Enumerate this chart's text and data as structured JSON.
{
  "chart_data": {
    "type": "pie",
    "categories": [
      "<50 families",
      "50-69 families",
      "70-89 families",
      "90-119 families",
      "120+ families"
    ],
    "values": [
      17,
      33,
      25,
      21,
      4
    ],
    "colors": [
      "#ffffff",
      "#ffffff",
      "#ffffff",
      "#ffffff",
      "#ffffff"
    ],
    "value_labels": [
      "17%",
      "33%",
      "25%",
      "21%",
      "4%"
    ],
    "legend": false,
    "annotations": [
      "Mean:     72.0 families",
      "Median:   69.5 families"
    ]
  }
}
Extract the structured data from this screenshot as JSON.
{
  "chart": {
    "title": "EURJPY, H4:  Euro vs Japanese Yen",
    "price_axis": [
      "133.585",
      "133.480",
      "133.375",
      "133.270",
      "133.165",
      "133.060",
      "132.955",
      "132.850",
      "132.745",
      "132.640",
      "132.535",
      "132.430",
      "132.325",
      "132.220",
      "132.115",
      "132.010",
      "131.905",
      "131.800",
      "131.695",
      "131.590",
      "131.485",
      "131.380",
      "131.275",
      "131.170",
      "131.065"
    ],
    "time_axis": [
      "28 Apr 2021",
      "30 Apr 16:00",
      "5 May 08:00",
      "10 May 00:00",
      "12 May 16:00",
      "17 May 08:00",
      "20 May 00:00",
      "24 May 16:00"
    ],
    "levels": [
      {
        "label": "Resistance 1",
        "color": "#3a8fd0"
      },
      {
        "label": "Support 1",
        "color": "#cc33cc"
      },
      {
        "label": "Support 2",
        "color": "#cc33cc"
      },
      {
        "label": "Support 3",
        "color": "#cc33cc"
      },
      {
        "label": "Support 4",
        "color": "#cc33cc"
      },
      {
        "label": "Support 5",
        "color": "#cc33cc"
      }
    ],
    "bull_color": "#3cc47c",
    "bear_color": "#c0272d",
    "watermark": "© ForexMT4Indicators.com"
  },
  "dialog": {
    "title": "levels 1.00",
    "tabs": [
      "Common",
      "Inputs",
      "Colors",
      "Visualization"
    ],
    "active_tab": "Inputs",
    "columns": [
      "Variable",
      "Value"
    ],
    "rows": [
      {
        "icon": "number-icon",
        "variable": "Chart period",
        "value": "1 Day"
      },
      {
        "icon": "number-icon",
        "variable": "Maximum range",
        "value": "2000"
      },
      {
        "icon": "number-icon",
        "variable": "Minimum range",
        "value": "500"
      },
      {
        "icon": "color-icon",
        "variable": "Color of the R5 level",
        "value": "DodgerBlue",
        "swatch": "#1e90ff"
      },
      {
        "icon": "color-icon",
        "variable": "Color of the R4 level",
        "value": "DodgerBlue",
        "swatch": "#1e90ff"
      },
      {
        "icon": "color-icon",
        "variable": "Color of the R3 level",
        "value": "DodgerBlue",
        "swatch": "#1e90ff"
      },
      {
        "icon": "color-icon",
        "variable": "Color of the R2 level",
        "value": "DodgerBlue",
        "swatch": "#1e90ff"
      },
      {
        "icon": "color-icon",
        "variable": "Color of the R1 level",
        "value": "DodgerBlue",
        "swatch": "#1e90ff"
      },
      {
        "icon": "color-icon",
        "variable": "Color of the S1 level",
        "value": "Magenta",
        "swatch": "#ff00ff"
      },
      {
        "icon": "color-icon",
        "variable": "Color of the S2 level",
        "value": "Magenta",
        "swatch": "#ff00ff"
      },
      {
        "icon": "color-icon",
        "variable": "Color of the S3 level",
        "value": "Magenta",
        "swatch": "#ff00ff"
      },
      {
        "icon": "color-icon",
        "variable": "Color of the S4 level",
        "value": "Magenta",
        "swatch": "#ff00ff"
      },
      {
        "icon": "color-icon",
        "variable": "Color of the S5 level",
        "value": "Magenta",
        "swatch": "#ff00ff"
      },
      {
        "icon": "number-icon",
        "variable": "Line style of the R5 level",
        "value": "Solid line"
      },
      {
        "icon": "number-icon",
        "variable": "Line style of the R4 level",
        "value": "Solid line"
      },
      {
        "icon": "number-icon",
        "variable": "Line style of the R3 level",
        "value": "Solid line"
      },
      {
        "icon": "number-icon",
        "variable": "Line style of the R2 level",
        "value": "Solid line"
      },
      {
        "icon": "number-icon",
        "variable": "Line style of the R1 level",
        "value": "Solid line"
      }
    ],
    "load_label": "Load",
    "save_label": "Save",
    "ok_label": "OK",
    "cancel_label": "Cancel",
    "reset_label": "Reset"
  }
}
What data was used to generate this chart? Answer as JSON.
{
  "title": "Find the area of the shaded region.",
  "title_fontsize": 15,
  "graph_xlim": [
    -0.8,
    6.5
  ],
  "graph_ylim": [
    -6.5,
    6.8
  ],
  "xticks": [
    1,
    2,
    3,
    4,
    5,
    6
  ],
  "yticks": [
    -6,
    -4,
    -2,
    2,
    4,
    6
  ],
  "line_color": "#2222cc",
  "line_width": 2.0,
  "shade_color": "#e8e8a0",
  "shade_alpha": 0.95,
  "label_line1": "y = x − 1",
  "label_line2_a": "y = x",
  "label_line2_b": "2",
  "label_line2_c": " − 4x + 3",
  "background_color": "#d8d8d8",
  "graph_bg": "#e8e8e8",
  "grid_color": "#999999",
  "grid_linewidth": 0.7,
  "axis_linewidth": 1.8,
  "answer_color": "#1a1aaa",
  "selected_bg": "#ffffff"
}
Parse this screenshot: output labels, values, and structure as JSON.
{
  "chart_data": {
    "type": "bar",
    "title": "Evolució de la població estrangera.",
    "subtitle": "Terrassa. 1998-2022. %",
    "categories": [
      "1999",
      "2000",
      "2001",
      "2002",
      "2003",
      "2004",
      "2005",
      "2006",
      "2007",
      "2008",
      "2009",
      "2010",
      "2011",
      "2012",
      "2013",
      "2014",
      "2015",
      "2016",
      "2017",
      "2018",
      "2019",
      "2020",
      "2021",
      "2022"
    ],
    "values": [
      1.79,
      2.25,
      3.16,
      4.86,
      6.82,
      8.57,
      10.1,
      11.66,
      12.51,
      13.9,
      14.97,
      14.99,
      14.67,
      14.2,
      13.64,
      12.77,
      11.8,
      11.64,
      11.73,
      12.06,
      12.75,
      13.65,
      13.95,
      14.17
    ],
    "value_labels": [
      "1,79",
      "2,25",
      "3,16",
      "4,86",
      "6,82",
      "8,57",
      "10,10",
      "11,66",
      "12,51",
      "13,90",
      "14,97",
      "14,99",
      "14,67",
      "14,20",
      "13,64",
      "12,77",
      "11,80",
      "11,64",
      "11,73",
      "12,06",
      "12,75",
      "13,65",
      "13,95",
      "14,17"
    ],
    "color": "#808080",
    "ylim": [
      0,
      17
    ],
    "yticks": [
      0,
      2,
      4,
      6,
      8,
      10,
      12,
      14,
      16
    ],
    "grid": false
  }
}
═══
GIVEN TASK ▸
Make an exact copy of every entry.

EXERCISE RESULT ▸
Enumerate this chart's text and data as structured JSON.
{
  "chart_data": {
    "type": "pie",
    "categories": [
      "<50 families",
      "50-69 families",
      "70-89 families",
      "90-119 families",
      "120+ families"
    ],
    "values": [
      17,
      33,
      25,
      21,
      4
    ],
    "colors": [
      "#ffffff",
      "#ffffff",
      "#ffffff",
      "#ffffff",
      "#ffffff"
    ],
    "value_labels": [
      "17%",
      "33%",
      "25%",
      "21%",
      "4%"
    ],
    "legend": false,
    "annotations": [
      "Mean:     72.0 families",
      "Median:   69.5 families"
    ]
  }
}
Extract the structured data from this screenshot as JSON.
{
  "chart": {
    "title": "EURJPY, H4:  Euro vs Japanese Yen",
    "price_axis": [
      "133.585",
      "133.480",
      "133.375",
      "133.270",
      "133.165",
      "133.060",
      "132.955",
      "132.850",
      "132.745",
      "132.640",
      "132.535",
      "132.430",
      "132.325",
      "132.220",
      "132.115",
      "132.010",
      "131.905",
      "131.800",
      "131.695",
      "131.590",
      "131.485",
      "131.380",
      "131.275",
      "131.170",
      "131.065"
    ],
    "time_axis": [
      "28 Apr 2021",
      "30 Apr 16:00",
      "5 May 08:00",
      "10 May 00:00",
      "12 May 16:00",
      "17 May 08:00",
      "20 May 00:00",
      "24 May 16:00"
    ],
    "levels": [
      {
        "label": "Resistance 1",
        "color": "#3a8fd0"
      },
      {
        "label": "Support 1",
        "color": "#cc33cc"
      },
      {
        "label": "Support 2",
        "color": "#cc33cc"
      },
      {
        "label": "Support 3",
        "color": "#cc33cc"
      },
      {
        "label": "Support 4",
        "color": "#cc33cc"
      },
      {
        "label": "Support 5",
        "color": "#cc33cc"
      }
    ],
    "bull_color": "#3cc47c",
    "bear_color": "#c0272d",
    "watermark": "© ForexMT4Indicators.com"
  },
  "dialog": {
    "title": "levels 1.00",
    "tabs": [
      "Common",
      "Inputs",
      "Colors",
      "Visualization"
    ],
    "active_tab": "Inputs",
    "columns": [
      "Variable",
      "Value"
    ],
    "rows": [
      {
        "icon": "number-icon",
        "variable": "Chart period",
        "value": "1 Day"
      },
      {
        "icon": "number-icon",
        "variable": "Maximum range",
        "value": "2000"
      },
      {
        "icon": "number-icon",
        "variable": "Minimum range",
        "value": "500"
      },
      {
        "icon": "color-icon",
        "variable": "Color of the R5 level",
        "value": "DodgerBlue",
        "swatch": "#1e90ff"
      },
      {
        "icon": "color-icon",
        "variable": "Color of the R4 level",
        "value": "DodgerBlue",
        "swatch": "#1e90ff"
      },
      {
        "icon": "color-icon",
        "variable": "Color of the R3 level",
        "value": "DodgerBlue",
        "swatch": "#1e90ff"
      },
      {
        "icon": "color-icon",
        "variable": "Color of the R2 level",
        "value": "DodgerBlue",
        "swatch": "#1e90ff"
      },
      {
        "icon": "color-icon",
        "variable": "Color of the R1 level",
        "value": "DodgerBlue",
        "swatch": "#1e90ff"
      },
      {
        "icon": "color-icon",
        "variable": "Color of the S1 level",
        "value": "Magenta",
        "swatch": "#ff00ff"
      },
      {
        "icon": "color-icon",
        "variable": "Color of the S2 level",
        "value": "Magenta",
        "swatch": "#ff00ff"
      },
      {
        "icon": "color-icon",
        "variable": "Color of the S3 level",
        "value": "Magenta",
        "swatch": "#ff00ff"
      },
      {
        "icon": "color-icon",
        "variable": "Color of the S4 level",
        "value": "Magenta",
        "swatch": "#ff00ff"
      },
      {
        "icon": "color-icon",
        "variable": "Color of the S5 level",
        "value": "Magenta",
        "swatch": "#ff00ff"
      },
      {
        "icon": "number-icon",
        "variable": "Line style of the R5 level",
        "value": "Solid line"
      },
      {
        "icon": "number-icon",
        "variable": "Line style of the R4 level",
        "value": "Solid line"
      },
      {
        "icon": "number-icon",
        "variable": "Line style of the R3 level",
        "value": "Solid line"
      },
      {
        "icon": "number-icon",
        "variable": "Line style of the R2 level",
        "value": "Solid line"
      },
      {
        "icon": "number-icon",
        "variable": "Line style of the R1 level",
        "value": "Solid line"
      }
    ],
    "load_label": "Load",
    "save_label": "Save",
    "ok_label": "OK",
    "cancel_label": "Cancel",
    "reset_label": "Reset"
  }
}
What data was used to generate this chart? Answer as JSON.
{
  "title": "Find the area of the shaded region.",
  "title_fontsize": 15,
  "graph_xlim": [
    -0.8,
    6.5
  ],
  "graph_ylim": [
    -6.5,
    6.8
  ],
  "xticks": [
    1,
    2,
    3,
    4,
    5,
    6
  ],
  "yticks": [
    -6,
    -4,
    -2,
    2,
    4,
    6
  ],
  "line_color": "#2222cc",
  "line_width": 2.0,
  "shade_color": "#e8e8a0",
  "shade_alpha": 0.95,
  "label_line1": "y = x − 1",
  "label_line2_a": "y = x",
  "label_line2_b": "2",
  "label_line2_c": " − 4x + 3",
  "background_color": "#d8d8d8",
  "graph_bg": "#e8e8e8",
  "grid_color": "#999999",
  "grid_linewidth": 0.7,
  "axis_linewidth": 1.8,
  "answer_color": "#1a1aaa",
  "selected_bg": "#ffffff"
}
Parse this screenshot: output labels, values, and structure as JSON.
{
  "chart_data": {
    "type": "bar",
    "title": "Evolució de la població estrangera.",
    "subtitle": "Terrassa. 1998-2022. %",
    "categories": [
      "1999",
      "2000",
      "2001",
      "2002",
      "2003",
      "2004",
      "2005",
      "2006",
      "2007",
      "2008",
      "2009",
      "2010",
      "2011",
      "2012",
      "2013",
      "2014",
      "2015",
      "2016",
      "2017",
      "2018",
      "2019",
      "2020",
      "2021",
      "2022"
    ],
    "values": [
      1.79,
      2.25,
      3.16,
      4.86,
      6.82,
      8.57,
      10.1,
      11.66,
      12.51,
      13.9,
      14.97,
      14.99,
      14.67,
      14.2,
      13.64,
      12.77,
      11.8,
      11.64,
      11.73,
      12.06,
      12.75,
      13.65,
      13.95,
      14.17
    ],
    "value_labels": [
      "1,79",
      "2,25",
      "3,16",
      "4,86",
      "6,82",
      "8,57",
      "10,10",
      "11,66",
      "12,51",
      "13,90",
      "14,97",
      "14,99",
      "14,67",
      "14,20",
      "13,64",
      "12,77",
      "11,80",
      "11,64",
      "11,73",
      "12,06",
      "12,75",
      "13,65",
      "13,95",
      "14,17"
    ],
    "color": "#808080",
    "ylim": [
      0,
      17
    ],
    "yticks": [
      0,
      2,
      4,
      6,
      8,
      10,
      12,
      14,
      16
    ],
    "grid": false
  }
}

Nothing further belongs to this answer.